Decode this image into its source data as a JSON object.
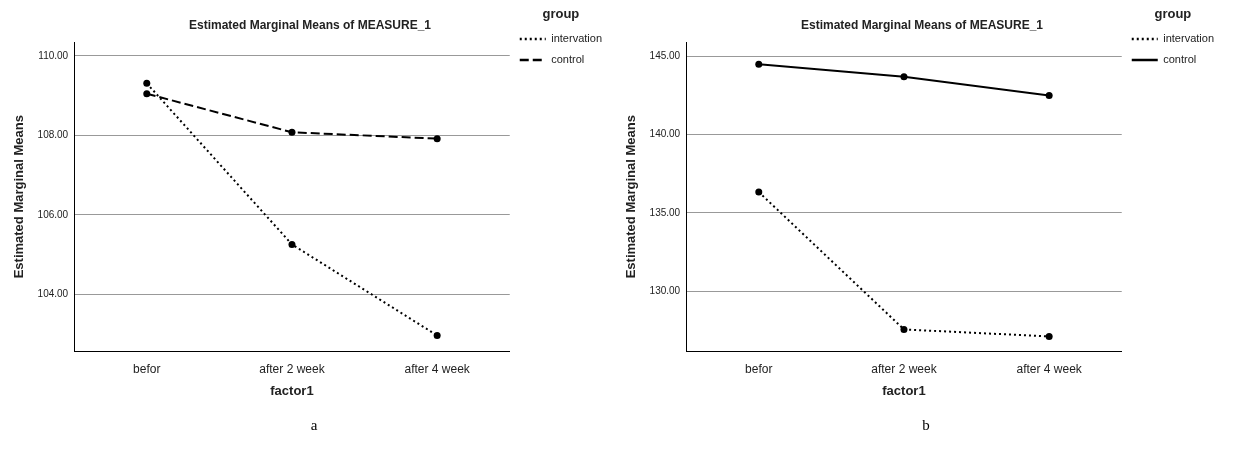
{
  "chart_data": [
    {
      "type": "line",
      "title": "Estimated Marginal Means of MEASURE_1",
      "xlabel": "factor1",
      "ylabel": "Estimated Marginal Means",
      "legend_title": "group",
      "categories": [
        "befor",
        "after 2 week",
        "after 4 week"
      ],
      "series": [
        {
          "name": "intervation",
          "color": "#000000",
          "values": [
            109.31,
            105.26,
            102.97
          ],
          "line_style": "dotted"
        },
        {
          "name": "control",
          "color": "#000000",
          "values": [
            109.05,
            108.08,
            107.92
          ],
          "line_style": "dashed"
        }
      ],
      "ylim": [
        102.58,
        110.34
      ],
      "yticks": [
        {
          "value": 104,
          "label": "104.00"
        },
        {
          "value": 106,
          "label": "106.00"
        },
        {
          "value": 108,
          "label": "108.00"
        },
        {
          "value": 110,
          "label": "110.00"
        }
      ],
      "grid": "y",
      "legend": "top right",
      "marker": "circle",
      "annotations": [
        "a"
      ]
    },
    {
      "type": "line",
      "title": "Estimated Marginal Means of MEASURE_1",
      "xlabel": "factor1",
      "ylabel": "Estimated Marginal Means",
      "legend_title": "group",
      "categories": [
        "befor",
        "after 2 week",
        "after 4 week"
      ],
      "series": [
        {
          "name": "intervation",
          "color": "#000000",
          "values": [
            136.33,
            127.55,
            127.1
          ],
          "line_style": "dotted"
        },
        {
          "name": "control",
          "color": "#000000",
          "values": [
            144.5,
            143.7,
            142.5
          ],
          "line_style": "solid"
        }
      ],
      "ylim": [
        126.17,
        145.9
      ],
      "yticks": [
        {
          "value": 130,
          "label": "130.00"
        },
        {
          "value": 135,
          "label": "135.00"
        },
        {
          "value": 140,
          "label": "140.00"
        },
        {
          "value": 145,
          "label": "145.00"
        }
      ],
      "grid": "y",
      "legend": "top right",
      "marker": "circle",
      "annotations": [
        "b"
      ]
    }
  ]
}
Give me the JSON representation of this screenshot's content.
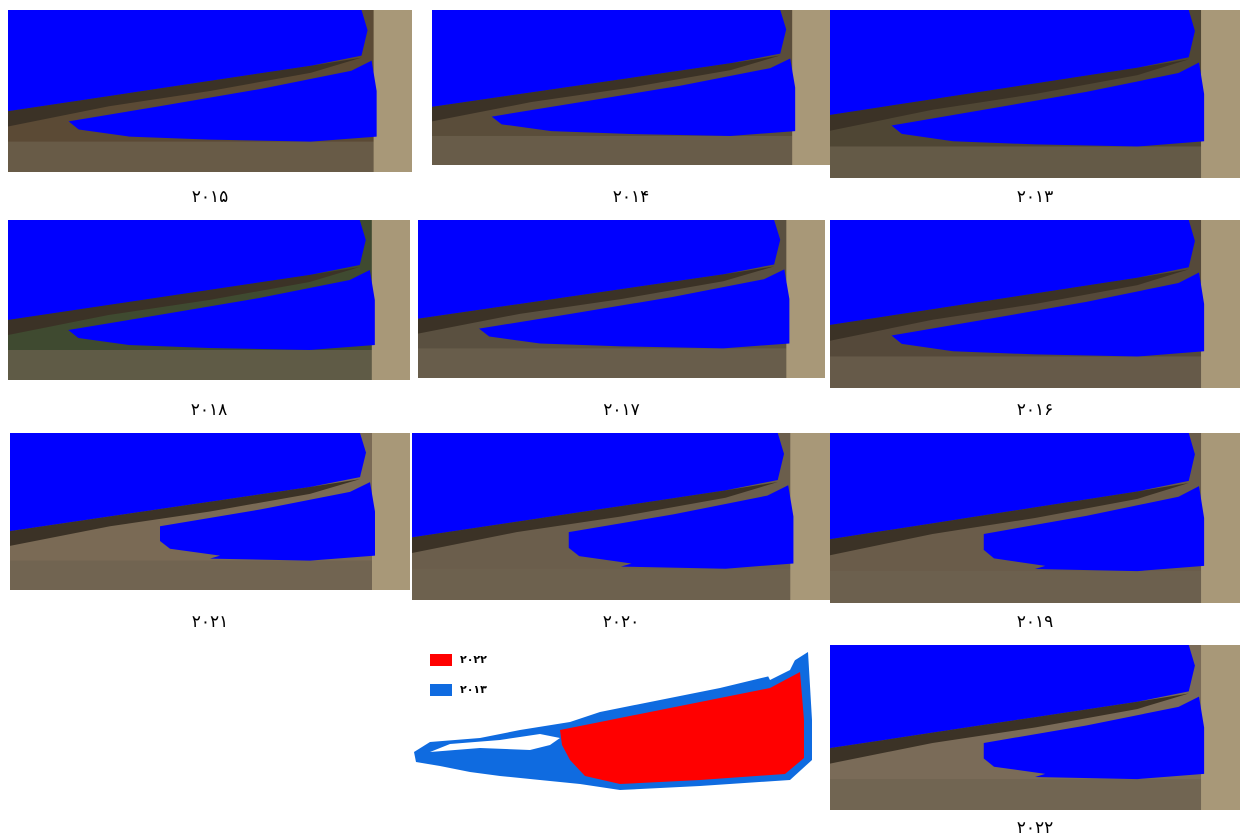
{
  "panels": [
    {
      "caption": "۲۰۱۵"
    },
    {
      "caption": "۲۰۱۴"
    },
    {
      "caption": "۲۰۱۳"
    },
    {
      "caption": "۲۰۱۸"
    },
    {
      "caption": "۲۰۱۷"
    },
    {
      "caption": "۲۰۱۶"
    },
    {
      "caption": "۲۰۲۱"
    },
    {
      "caption": "۲۰۲۰"
    },
    {
      "caption": "۲۰۱۹"
    },
    {
      "caption": "۲۰۲۲"
    }
  ],
  "legend": {
    "items": [
      {
        "label": "۲۰۲۲",
        "color": "#ff0000"
      },
      {
        "label": "۲۰۱۳",
        "color": "#0f6be0"
      }
    ]
  }
}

_EXERCISE REQUIREMENTS:_ What do the lines above say from the line containing "Give me the" through the last line? Quote them exactly, both ends included, and leave out the pictures.

_ANSWER TO THE EXERCISE:_
Give me the JSON representation of this screenshot's content.
{
  "panels": [
    {
      "caption": "۲۰۱۵"
    },
    {
      "caption": "۲۰۱۴"
    },
    {
      "caption": "۲۰۱۳"
    },
    {
      "caption": "۲۰۱۸"
    },
    {
      "caption": "۲۰۱۷"
    },
    {
      "caption": "۲۰۱۶"
    },
    {
      "caption": "۲۰۲۱"
    },
    {
      "caption": "۲۰۲۰"
    },
    {
      "caption": "۲۰۱۹"
    },
    {
      "caption": "۲۰۲۲"
    }
  ],
  "legend": {
    "items": [
      {
        "label": "۲۰۲۲",
        "color": "#ff0000"
      },
      {
        "label": "۲۰۱۳",
        "color": "#0f6be0"
      }
    ]
  }
}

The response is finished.